TEXT FOR ANALYSIS:
▬▬▬▬▬▬▬▬▬▬

Stress Less


Nicky Price on how to manage when the Big ‘S’ gets the best of you.

Now that we’re well into the second half of the semester, the stress is on. Assessments are starting to pile up, exams are on the horizon, and most of us are looking at our workloads with a reasonable amount of horror. You can practically feel the stress in the air when walking into class, and I’ve already seen three different people in tears this week. So, in the name of survival, here are some of my tried and true tips for dealing with stress. I’ve split this into two categories:

Management: For keeping stress levels down

One of the best methods I have for dealing with day-to-day stress is enjoying the small things in life, as cliché as that might sound. Whether it’s treating yourself to something you enjoy or taking some time out, it’s something that takes little time and effort but can help keep you grounded. For example, take 15 minutes to sit down and enjoy your morning coffee rather than gulping it down on your way to class, or if there’s a bakery you like that makes cupcakes to die for, treat yourself to one on the way home at the end of the week. You get the gist: Take a hot bath, go for a walk, buy yourself some flowers – whatever it is that makes you feel good. Giving yourself something to look forward to can help to break up that seemingly endless cycle of stress.

If stress is something you deal with regularly, you may find it helpful to make yourself what I like to call a ‘care kit’. Grab a box, and fill it with items that help you relax—be it photos, comic books, an old soft toy, colouring in pages, books, chocolate, travel mementos—anything that relieves feelings of stress. Alternatively, you could create an electronic version. Make a playlist of videos that make you laugh, download some of your favourite movies or save some of your favourite songs or albums. Hell, make a blog specifically for reblogging things that make you happy. What’s great about a care kit is that you can adapt it to suit you. And whether you open it once a year, once a month or once a week, it can be helpful to have something to fall back on when you’re too tired and stressed to think about how to cope.

Crisis: For when you reach breaking point

I think it’s safe to say that everyone reading this will have at least once in their life reached breaking point when it comes to stress. When everything seems to go to shit all at once; when you reach your limit and seem to forget how to function for a little while. And that’s okay. Whether your meltdown comes in the form of crying into your pillow for a few hours, feeling completely numb or disappearing into your room for a day or two, I hope the list of ideas below will help you get through it:

  • Put on a feel-good film – think Disney, or a classic comedy

  • Be around people, even if you don’t think it will help

  • Pull the curtains open, turn the lights on and open a window

  • Wrap yourself in a blanket, the heavier the better

  • Go for a walk or a run

  • Write a list of the things bothering you, and then rip it up or burn it

  • Take a short nap

  • Make yourself a hot drink

  • Have a hot bath or a long hot shower

  • Blast your favourite music

  • Write a letter to someone you care about (or someone you’re mad at)

▬▬▬▬▬▬▬▬▬▬

PROBLEMS TO WORK ON:
1: In the article on managing stress, what does the author call a box filled with items that help you relax?
2: Carry on the article on managing stress, starting after its last listed idea.
The lines that come next are drawn from a different source than the article on managing stress.

(Items stored from a collection)
▬▬▬▬▬▬▬▬▬▬

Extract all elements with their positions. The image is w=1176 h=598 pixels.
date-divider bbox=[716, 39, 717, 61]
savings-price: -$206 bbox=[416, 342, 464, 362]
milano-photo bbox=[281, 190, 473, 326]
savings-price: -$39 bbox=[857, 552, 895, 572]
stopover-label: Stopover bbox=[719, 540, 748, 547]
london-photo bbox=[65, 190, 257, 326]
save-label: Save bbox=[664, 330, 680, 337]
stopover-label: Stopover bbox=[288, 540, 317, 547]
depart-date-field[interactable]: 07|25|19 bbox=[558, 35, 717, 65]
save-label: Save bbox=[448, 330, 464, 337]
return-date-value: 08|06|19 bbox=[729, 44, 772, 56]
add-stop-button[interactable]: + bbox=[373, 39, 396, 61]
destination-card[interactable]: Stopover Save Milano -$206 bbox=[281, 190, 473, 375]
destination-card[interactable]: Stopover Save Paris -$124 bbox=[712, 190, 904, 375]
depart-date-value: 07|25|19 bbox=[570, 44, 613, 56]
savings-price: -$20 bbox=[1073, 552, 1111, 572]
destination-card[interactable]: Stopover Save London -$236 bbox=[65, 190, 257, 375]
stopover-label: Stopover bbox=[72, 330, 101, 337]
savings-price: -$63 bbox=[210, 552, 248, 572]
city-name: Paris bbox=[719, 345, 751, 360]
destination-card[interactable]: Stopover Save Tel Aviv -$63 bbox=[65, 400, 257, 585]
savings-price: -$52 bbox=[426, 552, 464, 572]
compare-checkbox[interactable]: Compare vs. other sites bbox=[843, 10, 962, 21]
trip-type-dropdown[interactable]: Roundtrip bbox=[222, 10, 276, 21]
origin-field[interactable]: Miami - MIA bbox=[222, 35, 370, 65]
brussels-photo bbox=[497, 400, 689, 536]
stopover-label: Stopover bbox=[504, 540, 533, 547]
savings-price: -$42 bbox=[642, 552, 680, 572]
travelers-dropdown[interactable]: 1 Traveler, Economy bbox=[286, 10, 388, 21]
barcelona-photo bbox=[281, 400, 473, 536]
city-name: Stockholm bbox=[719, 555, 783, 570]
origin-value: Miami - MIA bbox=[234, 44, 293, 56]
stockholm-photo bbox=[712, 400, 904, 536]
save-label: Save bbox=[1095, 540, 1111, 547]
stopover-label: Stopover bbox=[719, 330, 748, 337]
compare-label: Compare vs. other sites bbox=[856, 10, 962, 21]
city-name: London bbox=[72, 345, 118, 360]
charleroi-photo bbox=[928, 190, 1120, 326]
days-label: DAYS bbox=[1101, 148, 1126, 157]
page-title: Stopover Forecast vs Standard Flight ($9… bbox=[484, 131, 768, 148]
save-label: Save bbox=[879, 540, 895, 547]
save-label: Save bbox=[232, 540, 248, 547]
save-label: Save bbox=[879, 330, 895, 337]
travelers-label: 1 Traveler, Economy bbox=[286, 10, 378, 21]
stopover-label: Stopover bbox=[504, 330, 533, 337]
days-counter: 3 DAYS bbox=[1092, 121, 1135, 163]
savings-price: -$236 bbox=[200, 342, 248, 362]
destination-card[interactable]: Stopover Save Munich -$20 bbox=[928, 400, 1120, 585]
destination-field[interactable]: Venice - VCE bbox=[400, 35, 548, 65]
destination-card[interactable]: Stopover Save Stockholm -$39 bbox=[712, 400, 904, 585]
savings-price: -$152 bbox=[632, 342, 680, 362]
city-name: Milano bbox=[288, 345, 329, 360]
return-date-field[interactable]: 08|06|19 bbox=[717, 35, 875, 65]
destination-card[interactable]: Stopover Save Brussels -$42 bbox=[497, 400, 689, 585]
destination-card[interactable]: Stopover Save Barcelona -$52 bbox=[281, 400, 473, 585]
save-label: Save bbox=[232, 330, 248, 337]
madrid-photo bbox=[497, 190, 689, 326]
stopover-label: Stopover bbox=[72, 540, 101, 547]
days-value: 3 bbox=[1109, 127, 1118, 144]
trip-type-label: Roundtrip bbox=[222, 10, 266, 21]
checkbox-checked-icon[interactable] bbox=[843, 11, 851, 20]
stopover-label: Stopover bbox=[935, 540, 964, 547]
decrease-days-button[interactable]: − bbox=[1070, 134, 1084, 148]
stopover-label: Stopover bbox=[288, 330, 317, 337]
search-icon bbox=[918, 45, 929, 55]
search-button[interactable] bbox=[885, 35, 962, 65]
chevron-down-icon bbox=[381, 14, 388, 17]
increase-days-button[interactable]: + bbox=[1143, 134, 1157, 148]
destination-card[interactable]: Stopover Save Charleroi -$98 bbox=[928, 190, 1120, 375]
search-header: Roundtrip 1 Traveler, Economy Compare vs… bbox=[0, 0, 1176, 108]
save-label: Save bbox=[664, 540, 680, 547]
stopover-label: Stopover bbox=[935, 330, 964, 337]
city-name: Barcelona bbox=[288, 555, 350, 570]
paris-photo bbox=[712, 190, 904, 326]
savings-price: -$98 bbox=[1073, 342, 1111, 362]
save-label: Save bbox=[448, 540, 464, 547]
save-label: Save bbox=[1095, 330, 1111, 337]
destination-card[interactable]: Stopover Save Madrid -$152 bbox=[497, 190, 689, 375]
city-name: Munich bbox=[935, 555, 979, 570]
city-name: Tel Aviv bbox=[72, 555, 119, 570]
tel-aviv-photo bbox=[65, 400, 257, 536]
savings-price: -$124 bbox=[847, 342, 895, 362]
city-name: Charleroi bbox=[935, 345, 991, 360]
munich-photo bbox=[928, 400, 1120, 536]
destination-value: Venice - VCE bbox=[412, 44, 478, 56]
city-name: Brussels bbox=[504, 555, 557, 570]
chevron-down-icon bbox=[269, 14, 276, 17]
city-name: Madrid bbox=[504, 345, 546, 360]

▬▬▬▬▬▬▬▬▬▬

ANSWER LIST:
1: A "care kit."

2:
  • Do some drawing or colouring

  • Binge watch an entire series on Netflix

  • If you enjoy the sound of rain, listen to rainymood.com

  • Watch cute cat or dog videos

  • Hug something, whether it be a friend, an animal a pillow or yourself

  • Reach out to someone you haven’t talked to in a while

Finally, remember, this will pass. It’s only one moment in your life, and you will get through it. There is always a way to fix things and you are always stronger than you think you are. There are people who care about you, there is no shame in getting help and even if you think that what you’re facing is the end of the world, I promise it won’t be. If you make a mistake, that’s okay – mistakes are proof that you’re trying, and it’s how we learn. And, finally, don’t forget that it’s okay to cry, it’s okay to be scream, to be stressed or angry or tired or numb. You don’t have to be happy all the time. What you’re feeling isn’t the way you’ll feel forever, it’s just how you’re feeling now. Just hold on, keep moving forward, and things will work out. I promise.

Available services:

Apps:

  • MoodPanda: Lets you measure your daily moods and track the scores over time

  • Smiling Mind: Provides relaxation techniques and meditation exercises

  • CalmKeeper: Helps manage anxiety and panic attacks by providing immediate access to tools that help you cope

Websites:

  • Moodgym: Based on cognitive behavioural therapy and interpersonal therapy

  • SPARX: An e-therapy 3D fantasy game environment that teaches the player skills to manage symptoms of depression (developed by Auckland University students)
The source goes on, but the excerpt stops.